BEGIN THE RECORDS
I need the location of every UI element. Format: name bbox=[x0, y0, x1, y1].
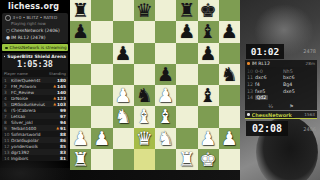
standings-rank: 5 bbox=[4, 102, 11, 107]
standings-row[interactable]: 6(S-)Cabrera99 bbox=[2, 107, 68, 113]
piece-white-p-e4[interactable]: ♟ bbox=[157, 86, 174, 105]
square-a4[interactable] bbox=[70, 85, 91, 106]
square-a7[interactable]: ♟ bbox=[70, 21, 91, 42]
piece-black-n-h5[interactable]: ♞ bbox=[221, 65, 238, 84]
square-c2[interactable] bbox=[113, 128, 134, 149]
move-white[interactable]: 0-0 bbox=[255, 69, 283, 74]
square-g7[interactable]: ♝ bbox=[198, 21, 219, 42]
standings-score: 81 bbox=[60, 156, 66, 161]
game-status-label: Playing right now bbox=[11, 21, 65, 26]
square-d2[interactable]: ♛ bbox=[134, 128, 155, 149]
standings-rank: 2 bbox=[4, 84, 11, 89]
standings-player-name: Silver_jokl bbox=[11, 120, 60, 125]
standings-player-name: dgr1392 bbox=[11, 150, 60, 155]
bottom-player-rating: 2406 bbox=[292, 126, 316, 132]
square-e4[interactable]: ♟ bbox=[155, 85, 176, 106]
square-d6[interactable] bbox=[134, 43, 155, 64]
standings-player-name: DrNoise bbox=[11, 96, 53, 101]
white-player-label: ChessNetwork (2406) bbox=[11, 28, 60, 33]
standings-row[interactable]: 14Ingibors81 bbox=[2, 155, 68, 161]
standings-rank: 11 bbox=[4, 138, 11, 143]
square-h3[interactable] bbox=[219, 106, 240, 127]
move-number: 14 bbox=[245, 95, 255, 100]
square-a1[interactable]: ♜ bbox=[70, 149, 91, 170]
standings-row[interactable]: 2FM_Potworx▲145 bbox=[2, 83, 68, 89]
square-e7[interactable] bbox=[155, 21, 176, 42]
piece-white-p-b2[interactable]: ♟ bbox=[93, 129, 110, 148]
move-row: 13fxe5dxe5 bbox=[245, 88, 317, 95]
standings-header-score: Standing bbox=[49, 71, 66, 76]
square-d1[interactable] bbox=[134, 149, 155, 170]
move-number: 13 bbox=[245, 89, 255, 94]
top-player-bar[interactable]: IM RL12 28m bbox=[245, 60, 317, 67]
standings-score: 123 bbox=[57, 96, 66, 101]
square-f8[interactable]: ♜ bbox=[176, 0, 197, 21]
square-g6[interactable]: ♟ bbox=[198, 43, 219, 64]
standings-score: 91 bbox=[60, 126, 66, 131]
piece-white-n-c3[interactable]: ♞ bbox=[115, 107, 132, 126]
square-a8[interactable]: ♜ bbox=[70, 0, 91, 21]
standings-row[interactable]: 4DrNoise▲123 bbox=[2, 95, 68, 101]
chess-board[interactable]: ♜♛♜♚♟♟♝♟♟♟♟♞♟♞♟♝♞♝♝♟♟♛♞♟♟♜♜♚ bbox=[70, 0, 240, 170]
standings-row[interactable]: 3FC_Review140 bbox=[2, 89, 68, 95]
square-b1[interactable] bbox=[91, 149, 112, 170]
bottom-player-bar[interactable]: ChessNetwork 1563 bbox=[245, 111, 317, 119]
standings-row[interactable]: 12yonderswolk85 bbox=[2, 143, 68, 149]
square-d3[interactable]: ♝ bbox=[134, 106, 155, 127]
square-e6[interactable] bbox=[155, 43, 176, 64]
square-f6[interactable] bbox=[176, 43, 197, 64]
standings-score: 85 bbox=[60, 144, 66, 149]
piece-black-b-g7[interactable]: ♝ bbox=[200, 22, 217, 41]
streak-flame-icon: ▲ bbox=[53, 84, 56, 88]
square-h7[interactable]: ♟ bbox=[219, 21, 240, 42]
square-c1[interactable] bbox=[113, 149, 134, 170]
standings-player-name: Terban1400 bbox=[11, 126, 56, 131]
standings-header: Player name Standing bbox=[2, 70, 68, 77]
square-h2[interactable]: ♟ bbox=[219, 128, 240, 149]
square-g4[interactable]: ♝ bbox=[198, 85, 219, 106]
square-c3[interactable]: ♞ bbox=[113, 106, 134, 127]
piece-white-p-a2[interactable]: ♟ bbox=[72, 129, 89, 148]
standings-row[interactable]: 8Silver_jokl94 bbox=[2, 119, 68, 125]
piece-black-p-a7[interactable]: ♟ bbox=[72, 22, 89, 41]
standings-rank: 6 bbox=[4, 108, 11, 113]
piece-black-b-g4[interactable]: ♝ bbox=[200, 86, 217, 105]
top-player-meta: 28m bbox=[306, 61, 315, 66]
square-b6[interactable] bbox=[91, 43, 112, 64]
move-black[interactable]: dxe5 bbox=[283, 89, 317, 94]
square-f3[interactable] bbox=[176, 106, 197, 127]
move-white[interactable]: fxe5 bbox=[255, 89, 283, 94]
standings-player-name: yonderswolk bbox=[11, 144, 60, 149]
piece-black-p-h7[interactable]: ♟ bbox=[221, 22, 238, 41]
top-player-dot-icon bbox=[247, 62, 250, 65]
piece-black-p-c6[interactable]: ♟ bbox=[115, 44, 132, 63]
time-control-clock-icon bbox=[5, 15, 11, 21]
bottom-player-name: ChessNetwork bbox=[252, 112, 305, 118]
standings-player-name: Ingibors bbox=[11, 156, 60, 161]
black-player-link[interactable]: ●IM RL12 (2478) bbox=[5, 35, 65, 42]
last-move-highlight: Qd2 bbox=[255, 95, 268, 100]
square-e8[interactable] bbox=[155, 0, 176, 21]
standings-rank: 12 bbox=[4, 144, 11, 149]
standings-score: 99 bbox=[60, 108, 66, 113]
standings-body: 1KillerQueen4t1802FM_Potworx▲1453FC_Revi… bbox=[2, 77, 68, 161]
piece-black-k-g8[interactable]: ♚ bbox=[200, 1, 217, 20]
square-c5[interactable] bbox=[113, 64, 134, 85]
move-number: 12 bbox=[245, 82, 255, 87]
square-c7[interactable] bbox=[113, 21, 134, 42]
standings-rank: 14 bbox=[4, 156, 11, 161]
move-row: 11dxc6bxc6 bbox=[245, 75, 317, 82]
square-e3[interactable]: ♝ bbox=[155, 106, 176, 127]
square-a3[interactable] bbox=[70, 106, 91, 127]
square-g2[interactable]: ♟ bbox=[198, 128, 219, 149]
standings-score: 88 bbox=[60, 132, 66, 137]
standings-header-player: Player name bbox=[4, 71, 28, 76]
square-d8[interactable]: ♛ bbox=[134, 0, 155, 21]
piece-white-r-f1[interactable]: ♜ bbox=[178, 150, 195, 169]
standings-player-name: (S-)Cabrera bbox=[11, 108, 60, 113]
square-h5[interactable]: ♞ bbox=[219, 64, 240, 85]
streak-flame-icon: ▲ bbox=[53, 96, 56, 100]
square-a5[interactable] bbox=[70, 64, 91, 85]
standings-row[interactable]: 10Sofmarsworld88 bbox=[2, 131, 68, 137]
square-h1[interactable] bbox=[219, 149, 240, 170]
square-b2[interactable]: ♟ bbox=[91, 128, 112, 149]
standings-rank: 13 bbox=[4, 150, 11, 155]
square-d5[interactable] bbox=[134, 64, 155, 85]
piece-white-p-c4[interactable]: ♟ bbox=[115, 86, 132, 105]
piece-black-r-f8[interactable]: ♜ bbox=[178, 1, 195, 20]
standings-table: Player name Standing 1KillerQueen4t1802F… bbox=[2, 70, 68, 161]
square-d4[interactable]: ♞ bbox=[134, 85, 155, 106]
standings-player-name: Sofmarsworld bbox=[11, 132, 60, 137]
standings-player-name: OranGupolar bbox=[11, 138, 60, 143]
resign-flag-icon[interactable]: ⚑ bbox=[289, 103, 293, 109]
move-row: 100-0Nh5 bbox=[245, 68, 317, 75]
streak-flame-icon: ▲ bbox=[53, 102, 56, 106]
standings-player-name: Letsao bbox=[11, 114, 60, 119]
piece-black-r-a8[interactable]: ♜ bbox=[72, 1, 89, 20]
square-h8[interactable] bbox=[219, 0, 240, 21]
bottom-player-meta: 1563 bbox=[304, 112, 315, 117]
move-row: 14Qd2 bbox=[245, 94, 317, 101]
game-controls: ½ ⚑ bbox=[245, 102, 317, 110]
square-d7[interactable] bbox=[134, 21, 155, 42]
move-number: 10 bbox=[245, 69, 255, 74]
standings-player-name: KillerQueen4t bbox=[11, 78, 57, 83]
square-f2[interactable] bbox=[176, 128, 197, 149]
standings-score: 83 bbox=[60, 150, 66, 155]
standings-row[interactable]: 13dgr139283 bbox=[2, 149, 68, 155]
square-e5[interactable]: ♟ bbox=[155, 64, 176, 85]
square-g8[interactable]: ♚ bbox=[198, 0, 219, 21]
move-row: 12f4Bg4 bbox=[245, 81, 317, 88]
piece-white-n-e2[interactable]: ♞ bbox=[157, 129, 174, 148]
square-b3[interactable] bbox=[91, 106, 112, 127]
square-c8[interactable] bbox=[113, 0, 134, 21]
move-black[interactable]: bxc6 bbox=[283, 75, 317, 80]
square-e2[interactable]: ♞ bbox=[155, 128, 176, 149]
draw-offer-icon[interactable]: ½ bbox=[268, 103, 273, 109]
piece-white-r-a1[interactable]: ♜ bbox=[72, 150, 89, 169]
square-g1[interactable]: ♚ bbox=[198, 149, 219, 170]
standings-rank: 4 bbox=[4, 96, 11, 101]
standings-score: 94 bbox=[60, 120, 66, 125]
standings-score: 97 bbox=[60, 114, 66, 119]
time-control-label: 3+0 • BLITZ • RATED bbox=[13, 15, 58, 20]
bottom-player-clock: 02:08 bbox=[246, 121, 288, 136]
streaming-banner-label: ChessNetwork is streaming bbox=[10, 45, 67, 50]
piece-white-b-e3[interactable]: ♝ bbox=[157, 107, 174, 126]
square-b7[interactable] bbox=[91, 21, 112, 42]
move-list: 100-0Nh511dxc6bxc612f4Bg413fxe5dxe514Qd2 bbox=[245, 67, 317, 102]
standings-rank: 7 bbox=[4, 114, 11, 119]
standings-rank: 10 bbox=[4, 132, 11, 137]
square-a2[interactable]: ♟ bbox=[70, 128, 91, 149]
square-h6[interactable] bbox=[219, 43, 240, 64]
standings-row[interactable]: 7Letsao97 bbox=[2, 113, 68, 119]
live-dot-icon bbox=[5, 47, 8, 50]
square-g3[interactable] bbox=[198, 106, 219, 127]
move-black[interactable]: Nh5 bbox=[283, 69, 317, 74]
standings-rank: 8 bbox=[4, 120, 11, 125]
piece-white-p-h2[interactable]: ♟ bbox=[221, 129, 238, 148]
piece-black-p-g6[interactable]: ♟ bbox=[200, 44, 217, 63]
black-player-label: IM RL12 (2478) bbox=[11, 35, 45, 40]
game-info-box: 3+0 • BLITZ • RATED Playing right now ○C… bbox=[2, 13, 68, 43]
square-h4[interactable] bbox=[219, 85, 240, 106]
move-white[interactable]: dxc6 bbox=[255, 75, 283, 80]
standings-rank: 9 bbox=[4, 126, 11, 131]
standings-score: 103 bbox=[57, 102, 66, 107]
standings-score: 86 bbox=[60, 138, 66, 143]
streak-flame-icon: ▲ bbox=[56, 126, 59, 130]
standings-player-name: FC_Review bbox=[11, 90, 57, 95]
square-f4[interactable] bbox=[176, 85, 197, 106]
move-black[interactable]: Bg4 bbox=[283, 82, 317, 87]
standings-score: 180 bbox=[57, 78, 66, 83]
piece-white-p-g2[interactable]: ♟ bbox=[200, 129, 217, 148]
piece-black-p-f7[interactable]: ♟ bbox=[178, 22, 195, 41]
square-c4[interactable]: ♟ bbox=[113, 85, 134, 106]
lichess-logo[interactable]: lichess.org bbox=[8, 2, 59, 11]
square-g5[interactable] bbox=[198, 64, 219, 85]
standings-rank: 3 bbox=[4, 90, 11, 95]
top-player-clock: 01:02 bbox=[246, 44, 284, 59]
square-a6[interactable] bbox=[70, 43, 91, 64]
move-white[interactable]: f4 bbox=[255, 82, 283, 87]
piece-white-k-g1[interactable]: ♚ bbox=[200, 150, 217, 169]
move-white[interactable]: Qd2 bbox=[255, 95, 283, 100]
standings-score: 145 bbox=[57, 84, 66, 89]
top-player-rating: 2478 bbox=[288, 48, 316, 54]
piece-black-q-d8[interactable]: ♛ bbox=[136, 1, 153, 20]
stream-frame: lichess.org 3+0 • BLITZ • RATED Playing … bbox=[0, 0, 320, 180]
piece-black-n-d4[interactable]: ♞ bbox=[136, 86, 153, 105]
square-e1[interactable] bbox=[155, 149, 176, 170]
standings-row[interactable]: 5DRGodunkevius▲103 bbox=[2, 101, 68, 107]
square-b5[interactable] bbox=[91, 64, 112, 85]
bottom-player-dot-icon bbox=[247, 113, 250, 116]
standings-player-name: FM_Potworx bbox=[11, 84, 53, 89]
square-b4[interactable] bbox=[91, 85, 112, 106]
piece-white-b-d3[interactable]: ♝ bbox=[136, 107, 153, 126]
standings-player-name: DRGodunkevius bbox=[11, 102, 53, 107]
tournament-timer: 1:05:38 bbox=[2, 59, 68, 70]
square-f1[interactable]: ♜ bbox=[176, 149, 197, 170]
square-c6[interactable]: ♟ bbox=[113, 43, 134, 64]
standings-row[interactable]: 1KillerQueen4t180 bbox=[2, 77, 68, 83]
standings-row[interactable]: 11OranGupolar86 bbox=[2, 137, 68, 143]
top-player-name: IM RL12 bbox=[252, 61, 306, 66]
streaming-banner[interactable]: ChessNetwork is streaming bbox=[2, 44, 68, 51]
square-f5[interactable] bbox=[176, 64, 197, 85]
piece-black-p-e5[interactable]: ♟ bbox=[157, 65, 174, 84]
standings-rank: 1 bbox=[4, 78, 11, 83]
standings-score: 140 bbox=[57, 90, 66, 95]
square-b8[interactable] bbox=[91, 0, 112, 21]
piece-white-q-d2[interactable]: ♛ bbox=[136, 129, 153, 148]
move-number: 11 bbox=[245, 75, 255, 80]
square-f7[interactable]: ♟ bbox=[176, 21, 197, 42]
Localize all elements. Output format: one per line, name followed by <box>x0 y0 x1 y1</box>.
END THE RECORDS
> [BRIEF] Format the lines above, starting at the line containing "standings-rank: 5 bbox=[4, 102, 11, 107]" and ending at the line containing "square-d6[interactable] bbox=[134, 43, 155, 64]", as a Markdown table with columns n and Line, numbering each row and omitting blank lines.

> [EXERCISE RESULT]
| n | Line |
|---|---|
| 1 | standings-rank: 5 bbox=[4, 102, 11, 107] |
| 2 | standings-row[interactable]: 6(S-)Cabrera99 bbox=[2, 107, 68, 113] |
| 3 | piece-white-p-e4[interactable]: ♟ bbox=[157, 86, 174, 105] |
| 4 | square-a4[interactable] bbox=[70, 85, 91, 106] |
| 5 | square-a7[interactable]: ♟ bbox=[70, 21, 91, 42] |
| 6 | piece-black-n-h5[interactable]: ♞ bbox=[221, 65, 238, 84] |
| 7 | square-c2[interactable] bbox=[113, 128, 134, 149] |
| 8 | move-white[interactable]: 0-0 bbox=[255, 69, 283, 74] |
| 9 | square-g7[interactable]: ♝ bbox=[198, 21, 219, 42] |
| 10 | standings-score: 81 bbox=[60, 156, 66, 161] |
| 11 | game-status-label: Playing right now bbox=[11, 21, 65, 26] |
| 12 | square-d2[interactable]: ♛ bbox=[134, 128, 155, 149] |
| 13 | standings-rank: 2 bbox=[4, 84, 11, 89] |
| 14 | standings-player-name: Silver_jokl bbox=[11, 120, 60, 125] |
| 15 | standings-player-name: dgr1392 bbox=[11, 150, 60, 155] |
| 16 | bottom-player-rating: 2406 bbox=[292, 126, 316, 132] |
| 17 | square-e4[interactable]: ♟ bbox=[155, 85, 176, 106] |
| 18 | square-d6[interactable] bbox=[134, 43, 155, 64] |